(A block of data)
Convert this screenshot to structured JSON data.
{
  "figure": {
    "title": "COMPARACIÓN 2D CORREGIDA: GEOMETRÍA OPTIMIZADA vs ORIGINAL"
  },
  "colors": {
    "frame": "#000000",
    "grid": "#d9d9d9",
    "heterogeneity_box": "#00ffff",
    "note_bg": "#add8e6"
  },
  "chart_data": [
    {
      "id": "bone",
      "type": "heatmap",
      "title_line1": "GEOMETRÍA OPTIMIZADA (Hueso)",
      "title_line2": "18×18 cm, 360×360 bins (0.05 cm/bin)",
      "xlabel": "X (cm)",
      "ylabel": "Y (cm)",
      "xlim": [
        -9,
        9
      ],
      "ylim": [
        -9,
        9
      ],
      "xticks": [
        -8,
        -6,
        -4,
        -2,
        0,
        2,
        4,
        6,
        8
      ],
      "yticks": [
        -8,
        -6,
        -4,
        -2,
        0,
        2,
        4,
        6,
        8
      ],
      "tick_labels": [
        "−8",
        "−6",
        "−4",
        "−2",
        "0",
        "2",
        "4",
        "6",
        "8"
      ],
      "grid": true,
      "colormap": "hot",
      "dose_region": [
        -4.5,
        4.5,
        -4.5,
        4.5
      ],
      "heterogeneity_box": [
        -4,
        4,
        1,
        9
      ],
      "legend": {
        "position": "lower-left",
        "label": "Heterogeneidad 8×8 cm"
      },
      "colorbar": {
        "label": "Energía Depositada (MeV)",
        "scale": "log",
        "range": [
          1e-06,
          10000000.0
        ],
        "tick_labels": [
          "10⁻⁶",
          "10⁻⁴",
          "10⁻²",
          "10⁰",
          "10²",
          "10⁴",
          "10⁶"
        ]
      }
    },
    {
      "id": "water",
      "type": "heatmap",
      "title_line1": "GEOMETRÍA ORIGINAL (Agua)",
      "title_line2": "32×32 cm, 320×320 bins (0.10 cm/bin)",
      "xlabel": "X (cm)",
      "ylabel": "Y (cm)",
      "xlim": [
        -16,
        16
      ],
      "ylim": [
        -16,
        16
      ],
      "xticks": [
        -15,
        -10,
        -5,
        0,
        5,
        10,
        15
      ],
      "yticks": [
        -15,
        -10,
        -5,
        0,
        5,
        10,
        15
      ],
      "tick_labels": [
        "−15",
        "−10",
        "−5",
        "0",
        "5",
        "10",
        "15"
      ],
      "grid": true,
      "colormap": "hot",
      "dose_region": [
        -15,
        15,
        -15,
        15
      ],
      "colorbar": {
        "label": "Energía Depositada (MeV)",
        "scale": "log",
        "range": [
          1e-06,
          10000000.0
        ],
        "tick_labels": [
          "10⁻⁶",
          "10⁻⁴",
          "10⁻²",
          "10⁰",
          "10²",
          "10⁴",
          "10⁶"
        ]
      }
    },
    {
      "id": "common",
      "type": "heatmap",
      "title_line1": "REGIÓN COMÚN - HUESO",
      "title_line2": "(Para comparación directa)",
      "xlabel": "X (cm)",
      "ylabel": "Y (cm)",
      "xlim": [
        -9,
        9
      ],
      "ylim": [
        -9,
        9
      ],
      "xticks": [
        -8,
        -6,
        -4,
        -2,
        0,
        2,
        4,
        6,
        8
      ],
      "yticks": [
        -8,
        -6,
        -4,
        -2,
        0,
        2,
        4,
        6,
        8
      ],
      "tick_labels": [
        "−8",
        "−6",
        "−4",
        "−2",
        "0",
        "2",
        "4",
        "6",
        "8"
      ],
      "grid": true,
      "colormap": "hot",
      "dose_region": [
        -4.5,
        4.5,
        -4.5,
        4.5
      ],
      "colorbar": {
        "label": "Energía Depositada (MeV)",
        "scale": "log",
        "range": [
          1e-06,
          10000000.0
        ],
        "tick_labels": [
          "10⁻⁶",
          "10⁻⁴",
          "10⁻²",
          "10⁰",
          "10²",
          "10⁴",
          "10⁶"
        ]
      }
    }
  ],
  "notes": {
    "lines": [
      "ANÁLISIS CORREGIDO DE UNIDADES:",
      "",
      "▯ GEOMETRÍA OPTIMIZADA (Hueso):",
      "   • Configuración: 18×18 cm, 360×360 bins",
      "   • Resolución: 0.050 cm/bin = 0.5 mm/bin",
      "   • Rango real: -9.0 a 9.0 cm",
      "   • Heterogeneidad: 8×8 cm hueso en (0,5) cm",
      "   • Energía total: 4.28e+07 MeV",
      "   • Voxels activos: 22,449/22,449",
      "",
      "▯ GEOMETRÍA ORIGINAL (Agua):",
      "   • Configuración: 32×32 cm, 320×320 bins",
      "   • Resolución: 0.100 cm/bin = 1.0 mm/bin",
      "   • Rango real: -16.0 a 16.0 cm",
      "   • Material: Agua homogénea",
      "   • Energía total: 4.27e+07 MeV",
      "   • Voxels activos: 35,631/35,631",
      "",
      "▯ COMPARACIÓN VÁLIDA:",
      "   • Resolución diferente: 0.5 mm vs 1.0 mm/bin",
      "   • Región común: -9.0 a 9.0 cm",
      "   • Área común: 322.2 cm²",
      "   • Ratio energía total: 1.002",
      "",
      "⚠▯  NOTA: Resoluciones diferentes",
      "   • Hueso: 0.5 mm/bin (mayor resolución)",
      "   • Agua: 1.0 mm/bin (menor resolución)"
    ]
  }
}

» TASK GOAL
Identify each line of the material where the word "ORIGINAL" shows up, and copy it.

» WORKED ANSWER
    "title": "COMPARACIÓN 2D CORREGIDA: GEOMETRÍA OPTIMIZADA vs ORIGINAL"
      "title_line1": "GEOMETRÍA ORIGINAL (Agua)",
      "▯ GEOMETRÍA ORIGINAL (Agua):",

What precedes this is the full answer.